[Problem statement] Please write the listing below out again exactly, leaving every picture behind.

[Information provided]
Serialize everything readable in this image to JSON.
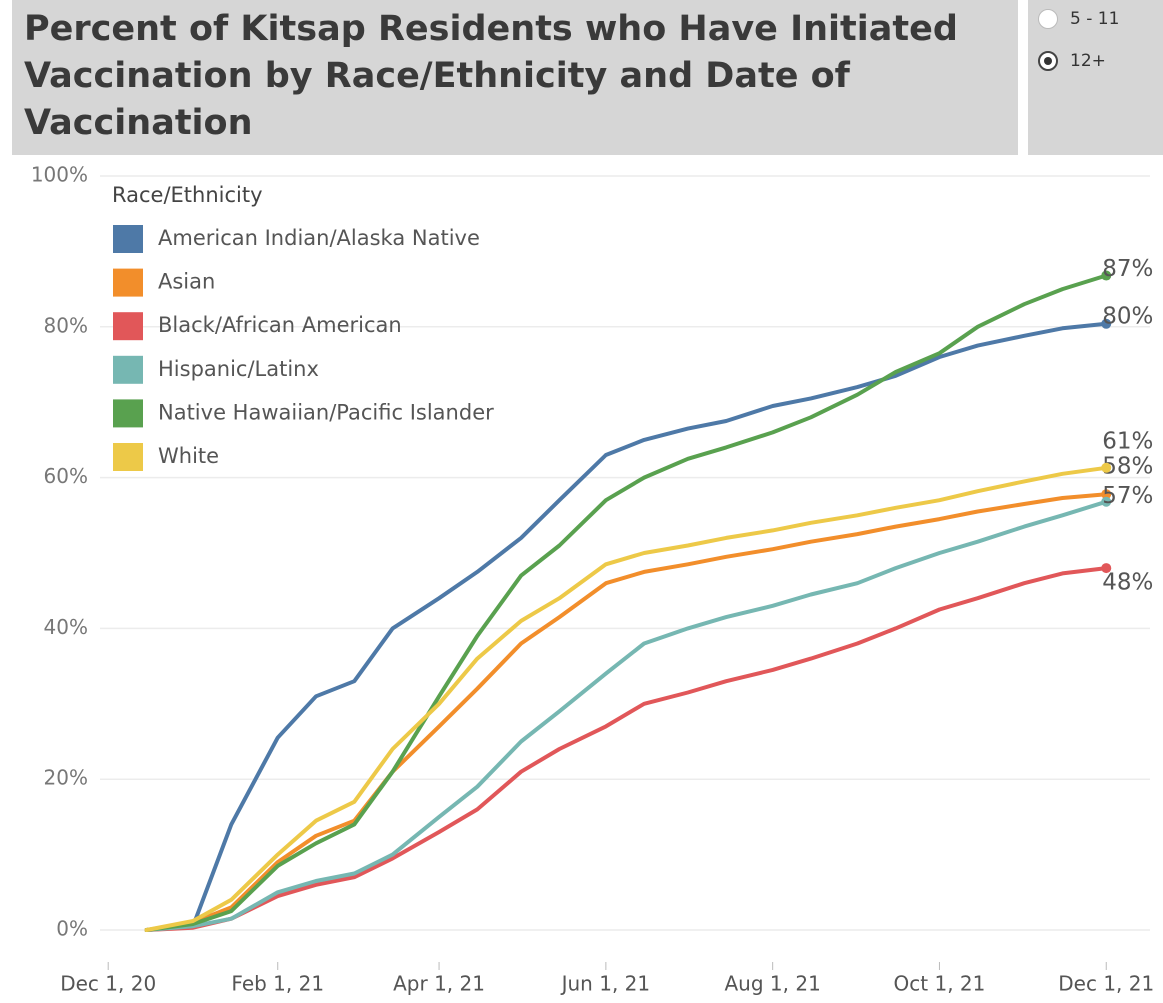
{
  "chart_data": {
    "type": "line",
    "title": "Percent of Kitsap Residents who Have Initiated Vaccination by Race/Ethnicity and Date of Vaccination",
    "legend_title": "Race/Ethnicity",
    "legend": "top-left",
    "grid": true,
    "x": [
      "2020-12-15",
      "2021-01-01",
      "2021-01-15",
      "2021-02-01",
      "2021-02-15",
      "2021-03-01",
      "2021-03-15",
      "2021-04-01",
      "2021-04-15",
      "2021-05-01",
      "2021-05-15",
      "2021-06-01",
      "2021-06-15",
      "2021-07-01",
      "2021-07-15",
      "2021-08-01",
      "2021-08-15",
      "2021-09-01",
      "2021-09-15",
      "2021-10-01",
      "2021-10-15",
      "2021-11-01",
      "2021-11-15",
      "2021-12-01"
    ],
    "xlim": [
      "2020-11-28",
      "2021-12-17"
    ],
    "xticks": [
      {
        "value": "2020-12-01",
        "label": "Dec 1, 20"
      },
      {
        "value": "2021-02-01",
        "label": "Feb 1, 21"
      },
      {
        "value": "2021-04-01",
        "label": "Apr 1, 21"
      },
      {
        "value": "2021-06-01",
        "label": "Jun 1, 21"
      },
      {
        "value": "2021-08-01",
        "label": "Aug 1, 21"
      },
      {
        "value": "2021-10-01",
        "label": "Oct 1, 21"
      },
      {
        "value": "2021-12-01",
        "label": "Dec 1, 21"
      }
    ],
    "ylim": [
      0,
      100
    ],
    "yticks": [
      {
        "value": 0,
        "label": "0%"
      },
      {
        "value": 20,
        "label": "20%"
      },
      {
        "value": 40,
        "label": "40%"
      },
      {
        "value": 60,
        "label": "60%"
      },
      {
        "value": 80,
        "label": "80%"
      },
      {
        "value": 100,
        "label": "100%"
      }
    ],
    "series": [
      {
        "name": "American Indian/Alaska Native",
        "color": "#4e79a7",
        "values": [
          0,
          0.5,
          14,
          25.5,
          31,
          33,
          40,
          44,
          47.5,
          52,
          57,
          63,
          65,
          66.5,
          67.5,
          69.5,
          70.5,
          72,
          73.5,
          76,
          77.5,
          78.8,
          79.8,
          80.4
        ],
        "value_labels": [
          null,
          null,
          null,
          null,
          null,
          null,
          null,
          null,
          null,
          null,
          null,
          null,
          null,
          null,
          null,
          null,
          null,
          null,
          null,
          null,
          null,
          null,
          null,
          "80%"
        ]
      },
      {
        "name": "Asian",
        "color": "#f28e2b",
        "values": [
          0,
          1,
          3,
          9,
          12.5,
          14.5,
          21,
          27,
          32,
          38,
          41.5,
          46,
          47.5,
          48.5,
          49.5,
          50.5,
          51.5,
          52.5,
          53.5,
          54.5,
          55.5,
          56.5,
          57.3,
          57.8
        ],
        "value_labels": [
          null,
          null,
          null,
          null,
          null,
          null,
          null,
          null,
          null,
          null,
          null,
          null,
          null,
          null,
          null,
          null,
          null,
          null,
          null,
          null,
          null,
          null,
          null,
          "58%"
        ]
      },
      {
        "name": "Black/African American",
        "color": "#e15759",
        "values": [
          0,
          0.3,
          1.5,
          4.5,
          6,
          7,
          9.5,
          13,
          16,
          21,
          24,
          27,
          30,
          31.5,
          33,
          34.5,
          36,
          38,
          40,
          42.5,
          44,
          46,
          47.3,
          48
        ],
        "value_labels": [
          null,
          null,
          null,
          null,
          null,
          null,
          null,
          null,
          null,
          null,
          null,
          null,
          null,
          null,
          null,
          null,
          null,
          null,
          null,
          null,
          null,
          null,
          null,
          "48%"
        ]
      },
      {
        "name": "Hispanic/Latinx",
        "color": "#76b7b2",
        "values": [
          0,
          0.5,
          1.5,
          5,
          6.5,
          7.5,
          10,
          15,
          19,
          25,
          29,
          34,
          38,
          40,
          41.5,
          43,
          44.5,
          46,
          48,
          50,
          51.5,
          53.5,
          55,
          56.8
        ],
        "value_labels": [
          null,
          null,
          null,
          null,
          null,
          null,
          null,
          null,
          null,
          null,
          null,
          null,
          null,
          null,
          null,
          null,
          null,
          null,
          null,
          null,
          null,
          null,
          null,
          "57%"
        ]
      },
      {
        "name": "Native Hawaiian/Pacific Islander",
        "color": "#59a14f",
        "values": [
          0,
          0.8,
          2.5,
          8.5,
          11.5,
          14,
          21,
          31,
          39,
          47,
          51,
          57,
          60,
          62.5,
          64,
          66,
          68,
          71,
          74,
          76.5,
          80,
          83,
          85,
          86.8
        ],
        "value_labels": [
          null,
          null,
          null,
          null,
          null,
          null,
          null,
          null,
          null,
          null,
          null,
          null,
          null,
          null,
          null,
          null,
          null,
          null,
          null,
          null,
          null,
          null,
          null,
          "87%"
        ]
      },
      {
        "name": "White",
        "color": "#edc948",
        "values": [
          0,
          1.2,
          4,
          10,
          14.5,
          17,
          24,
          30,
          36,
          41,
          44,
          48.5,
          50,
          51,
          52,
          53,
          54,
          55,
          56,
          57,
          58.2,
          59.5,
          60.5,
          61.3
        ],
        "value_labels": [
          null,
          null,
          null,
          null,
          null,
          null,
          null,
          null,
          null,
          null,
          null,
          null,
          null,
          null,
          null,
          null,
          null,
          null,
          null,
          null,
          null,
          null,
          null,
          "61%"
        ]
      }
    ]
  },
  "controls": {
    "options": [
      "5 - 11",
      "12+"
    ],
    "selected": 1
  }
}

[In response]
Serialize everything readable in this image to JSON.
{
  "chart_data": {
    "type": "line",
    "title": "Percent of Kitsap Residents who Have Initiated Vaccination by Race/Ethnicity and Date of Vaccination",
    "legend_title": "Race/Ethnicity",
    "legend": "top-left",
    "grid": true,
    "x": [
      "2020-12-15",
      "2021-01-01",
      "2021-01-15",
      "2021-02-01",
      "2021-02-15",
      "2021-03-01",
      "2021-03-15",
      "2021-04-01",
      "2021-04-15",
      "2021-05-01",
      "2021-05-15",
      "2021-06-01",
      "2021-06-15",
      "2021-07-01",
      "2021-07-15",
      "2021-08-01",
      "2021-08-15",
      "2021-09-01",
      "2021-09-15",
      "2021-10-01",
      "2021-10-15",
      "2021-11-01",
      "2021-11-15",
      "2021-12-01"
    ],
    "xlim": [
      "2020-11-28",
      "2021-12-17"
    ],
    "xticks": [
      {
        "value": "2020-12-01",
        "label": "Dec 1, 20"
      },
      {
        "value": "2021-02-01",
        "label": "Feb 1, 21"
      },
      {
        "value": "2021-04-01",
        "label": "Apr 1, 21"
      },
      {
        "value": "2021-06-01",
        "label": "Jun 1, 21"
      },
      {
        "value": "2021-08-01",
        "label": "Aug 1, 21"
      },
      {
        "value": "2021-10-01",
        "label": "Oct 1, 21"
      },
      {
        "value": "2021-12-01",
        "label": "Dec 1, 21"
      }
    ],
    "ylim": [
      0,
      100
    ],
    "yticks": [
      {
        "value": 0,
        "label": "0%"
      },
      {
        "value": 20,
        "label": "20%"
      },
      {
        "value": 40,
        "label": "40%"
      },
      {
        "value": 60,
        "label": "60%"
      },
      {
        "value": 80,
        "label": "80%"
      },
      {
        "value": 100,
        "label": "100%"
      }
    ],
    "series": [
      {
        "name": "American Indian/Alaska Native",
        "color": "#4e79a7",
        "values": [
          0,
          0.5,
          14,
          25.5,
          31,
          33,
          40,
          44,
          47.5,
          52,
          57,
          63,
          65,
          66.5,
          67.5,
          69.5,
          70.5,
          72,
          73.5,
          76,
          77.5,
          78.8,
          79.8,
          80.4
        ],
        "value_labels": [
          null,
          null,
          null,
          null,
          null,
          null,
          null,
          null,
          null,
          null,
          null,
          null,
          null,
          null,
          null,
          null,
          null,
          null,
          null,
          null,
          null,
          null,
          null,
          "80%"
        ]
      },
      {
        "name": "Asian",
        "color": "#f28e2b",
        "values": [
          0,
          1,
          3,
          9,
          12.5,
          14.5,
          21,
          27,
          32,
          38,
          41.5,
          46,
          47.5,
          48.5,
          49.5,
          50.5,
          51.5,
          52.5,
          53.5,
          54.5,
          55.5,
          56.5,
          57.3,
          57.8
        ],
        "value_labels": [
          null,
          null,
          null,
          null,
          null,
          null,
          null,
          null,
          null,
          null,
          null,
          null,
          null,
          null,
          null,
          null,
          null,
          null,
          null,
          null,
          null,
          null,
          null,
          "58%"
        ]
      },
      {
        "name": "Black/African American",
        "color": "#e15759",
        "values": [
          0,
          0.3,
          1.5,
          4.5,
          6,
          7,
          9.5,
          13,
          16,
          21,
          24,
          27,
          30,
          31.5,
          33,
          34.5,
          36,
          38,
          40,
          42.5,
          44,
          46,
          47.3,
          48
        ],
        "value_labels": [
          null,
          null,
          null,
          null,
          null,
          null,
          null,
          null,
          null,
          null,
          null,
          null,
          null,
          null,
          null,
          null,
          null,
          null,
          null,
          null,
          null,
          null,
          null,
          "48%"
        ]
      },
      {
        "name": "Hispanic/Latinx",
        "color": "#76b7b2",
        "values": [
          0,
          0.5,
          1.5,
          5,
          6.5,
          7.5,
          10,
          15,
          19,
          25,
          29,
          34,
          38,
          40,
          41.5,
          43,
          44.5,
          46,
          48,
          50,
          51.5,
          53.5,
          55,
          56.8
        ],
        "value_labels": [
          null,
          null,
          null,
          null,
          null,
          null,
          null,
          null,
          null,
          null,
          null,
          null,
          null,
          null,
          null,
          null,
          null,
          null,
          null,
          null,
          null,
          null,
          null,
          "57%"
        ]
      },
      {
        "name": "Native Hawaiian/Pacific Islander",
        "color": "#59a14f",
        "values": [
          0,
          0.8,
          2.5,
          8.5,
          11.5,
          14,
          21,
          31,
          39,
          47,
          51,
          57,
          60,
          62.5,
          64,
          66,
          68,
          71,
          74,
          76.5,
          80,
          83,
          85,
          86.8
        ],
        "value_labels": [
          null,
          null,
          null,
          null,
          null,
          null,
          null,
          null,
          null,
          null,
          null,
          null,
          null,
          null,
          null,
          null,
          null,
          null,
          null,
          null,
          null,
          null,
          null,
          "87%"
        ]
      },
      {
        "name": "White",
        "color": "#edc948",
        "values": [
          0,
          1.2,
          4,
          10,
          14.5,
          17,
          24,
          30,
          36,
          41,
          44,
          48.5,
          50,
          51,
          52,
          53,
          54,
          55,
          56,
          57,
          58.2,
          59.5,
          60.5,
          61.3
        ],
        "value_labels": [
          null,
          null,
          null,
          null,
          null,
          null,
          null,
          null,
          null,
          null,
          null,
          null,
          null,
          null,
          null,
          null,
          null,
          null,
          null,
          null,
          null,
          null,
          null,
          "61%"
        ]
      }
    ]
  },
  "controls": {
    "options": [
      "5 - 11",
      "12+"
    ],
    "selected": 1
  }
}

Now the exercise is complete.